**Exercise:**
Using the data below, tally the lines that include the string "Distribution". Only the number is wanted.

## START Input

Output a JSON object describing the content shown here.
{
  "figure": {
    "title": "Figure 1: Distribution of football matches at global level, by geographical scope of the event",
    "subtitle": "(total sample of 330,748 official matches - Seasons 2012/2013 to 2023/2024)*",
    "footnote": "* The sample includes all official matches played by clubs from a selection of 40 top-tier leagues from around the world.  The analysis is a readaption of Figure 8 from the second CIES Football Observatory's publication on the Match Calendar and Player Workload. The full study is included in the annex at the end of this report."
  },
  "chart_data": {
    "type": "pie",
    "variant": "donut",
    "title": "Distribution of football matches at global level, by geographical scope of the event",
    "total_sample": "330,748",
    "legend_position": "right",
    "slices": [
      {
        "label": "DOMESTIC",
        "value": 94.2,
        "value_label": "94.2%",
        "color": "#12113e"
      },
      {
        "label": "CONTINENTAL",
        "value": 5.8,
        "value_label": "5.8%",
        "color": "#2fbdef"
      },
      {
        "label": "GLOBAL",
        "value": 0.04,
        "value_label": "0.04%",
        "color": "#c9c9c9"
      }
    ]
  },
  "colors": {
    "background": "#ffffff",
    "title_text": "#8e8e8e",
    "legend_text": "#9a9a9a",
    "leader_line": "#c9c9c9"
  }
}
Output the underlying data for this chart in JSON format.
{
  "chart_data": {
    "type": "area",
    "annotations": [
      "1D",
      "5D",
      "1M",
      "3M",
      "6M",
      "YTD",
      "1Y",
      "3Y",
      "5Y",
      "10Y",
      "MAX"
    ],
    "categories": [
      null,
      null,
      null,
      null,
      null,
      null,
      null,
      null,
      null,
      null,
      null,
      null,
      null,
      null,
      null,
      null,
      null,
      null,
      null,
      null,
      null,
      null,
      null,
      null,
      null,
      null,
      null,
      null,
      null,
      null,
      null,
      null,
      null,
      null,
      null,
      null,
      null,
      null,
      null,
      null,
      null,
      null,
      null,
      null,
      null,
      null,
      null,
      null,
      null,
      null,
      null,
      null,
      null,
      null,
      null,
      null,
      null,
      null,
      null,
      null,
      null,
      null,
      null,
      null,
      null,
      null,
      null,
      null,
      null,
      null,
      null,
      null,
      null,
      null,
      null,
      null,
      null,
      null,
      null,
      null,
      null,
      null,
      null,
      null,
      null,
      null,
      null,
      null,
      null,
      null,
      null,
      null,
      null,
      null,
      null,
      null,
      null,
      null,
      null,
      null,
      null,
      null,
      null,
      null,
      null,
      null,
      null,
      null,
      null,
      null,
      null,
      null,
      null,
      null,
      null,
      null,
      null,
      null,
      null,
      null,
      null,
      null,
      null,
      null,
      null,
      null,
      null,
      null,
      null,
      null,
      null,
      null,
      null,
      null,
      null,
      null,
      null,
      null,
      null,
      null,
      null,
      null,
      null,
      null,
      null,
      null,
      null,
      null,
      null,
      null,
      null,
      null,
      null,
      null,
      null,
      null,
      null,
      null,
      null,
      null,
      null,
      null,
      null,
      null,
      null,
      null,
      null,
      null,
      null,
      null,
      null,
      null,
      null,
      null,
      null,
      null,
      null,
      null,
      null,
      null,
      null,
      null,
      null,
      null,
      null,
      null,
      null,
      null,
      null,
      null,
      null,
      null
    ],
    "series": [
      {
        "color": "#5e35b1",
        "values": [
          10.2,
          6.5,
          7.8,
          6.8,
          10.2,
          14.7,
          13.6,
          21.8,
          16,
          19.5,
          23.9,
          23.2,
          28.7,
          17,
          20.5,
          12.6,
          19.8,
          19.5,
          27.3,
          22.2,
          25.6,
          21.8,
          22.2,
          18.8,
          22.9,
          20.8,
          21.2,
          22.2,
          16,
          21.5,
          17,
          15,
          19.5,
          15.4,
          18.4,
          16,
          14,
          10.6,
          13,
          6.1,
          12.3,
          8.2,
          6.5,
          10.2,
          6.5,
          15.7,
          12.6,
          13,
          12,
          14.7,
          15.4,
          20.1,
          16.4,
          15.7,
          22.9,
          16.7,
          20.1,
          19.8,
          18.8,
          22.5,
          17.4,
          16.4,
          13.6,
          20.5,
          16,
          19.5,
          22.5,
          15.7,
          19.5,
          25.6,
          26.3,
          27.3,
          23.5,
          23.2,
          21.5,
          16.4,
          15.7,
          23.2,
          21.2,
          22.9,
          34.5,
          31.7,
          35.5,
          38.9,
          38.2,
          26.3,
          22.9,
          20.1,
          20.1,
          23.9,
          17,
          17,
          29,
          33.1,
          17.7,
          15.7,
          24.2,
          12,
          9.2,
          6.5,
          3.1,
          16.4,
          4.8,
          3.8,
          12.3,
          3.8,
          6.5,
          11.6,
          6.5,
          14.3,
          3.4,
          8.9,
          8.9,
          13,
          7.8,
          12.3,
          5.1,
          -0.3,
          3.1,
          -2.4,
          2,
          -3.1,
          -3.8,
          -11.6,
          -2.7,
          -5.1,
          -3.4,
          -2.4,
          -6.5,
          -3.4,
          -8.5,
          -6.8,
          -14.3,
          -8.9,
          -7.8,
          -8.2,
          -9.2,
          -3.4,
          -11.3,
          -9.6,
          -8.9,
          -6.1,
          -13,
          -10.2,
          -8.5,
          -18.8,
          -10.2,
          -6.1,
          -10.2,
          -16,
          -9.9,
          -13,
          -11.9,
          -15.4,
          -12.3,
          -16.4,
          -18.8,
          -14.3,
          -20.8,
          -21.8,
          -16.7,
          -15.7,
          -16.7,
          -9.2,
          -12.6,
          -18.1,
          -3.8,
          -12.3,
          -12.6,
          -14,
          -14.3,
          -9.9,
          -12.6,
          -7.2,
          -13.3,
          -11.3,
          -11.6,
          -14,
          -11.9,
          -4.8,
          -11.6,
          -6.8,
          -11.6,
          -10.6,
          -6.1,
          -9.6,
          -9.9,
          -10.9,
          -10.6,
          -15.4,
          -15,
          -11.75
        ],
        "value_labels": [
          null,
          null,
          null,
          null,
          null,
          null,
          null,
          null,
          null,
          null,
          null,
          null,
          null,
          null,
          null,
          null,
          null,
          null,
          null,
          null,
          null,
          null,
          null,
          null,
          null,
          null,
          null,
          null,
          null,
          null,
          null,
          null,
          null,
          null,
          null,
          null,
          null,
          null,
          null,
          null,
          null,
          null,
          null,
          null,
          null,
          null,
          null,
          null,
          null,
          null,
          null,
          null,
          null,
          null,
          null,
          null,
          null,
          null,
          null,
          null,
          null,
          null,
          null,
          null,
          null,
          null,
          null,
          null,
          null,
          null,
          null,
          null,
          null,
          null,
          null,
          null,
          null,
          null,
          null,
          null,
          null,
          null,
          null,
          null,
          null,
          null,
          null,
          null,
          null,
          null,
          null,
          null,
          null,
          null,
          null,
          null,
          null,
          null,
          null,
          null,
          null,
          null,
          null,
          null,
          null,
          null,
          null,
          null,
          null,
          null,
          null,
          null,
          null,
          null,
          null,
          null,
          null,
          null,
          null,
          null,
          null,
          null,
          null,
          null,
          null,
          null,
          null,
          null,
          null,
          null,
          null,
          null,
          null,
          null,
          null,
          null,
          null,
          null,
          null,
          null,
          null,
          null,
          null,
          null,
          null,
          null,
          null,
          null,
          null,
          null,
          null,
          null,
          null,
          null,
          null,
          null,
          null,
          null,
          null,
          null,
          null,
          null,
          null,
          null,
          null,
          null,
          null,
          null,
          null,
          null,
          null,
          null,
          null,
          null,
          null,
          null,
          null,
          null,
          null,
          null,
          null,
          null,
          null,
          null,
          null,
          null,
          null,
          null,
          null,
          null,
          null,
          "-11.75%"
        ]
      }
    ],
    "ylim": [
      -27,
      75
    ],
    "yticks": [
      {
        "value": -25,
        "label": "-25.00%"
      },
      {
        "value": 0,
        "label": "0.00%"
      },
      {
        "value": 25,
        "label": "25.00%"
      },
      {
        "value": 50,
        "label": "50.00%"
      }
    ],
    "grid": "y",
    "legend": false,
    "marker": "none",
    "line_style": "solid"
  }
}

## END Input

**Solution:**
2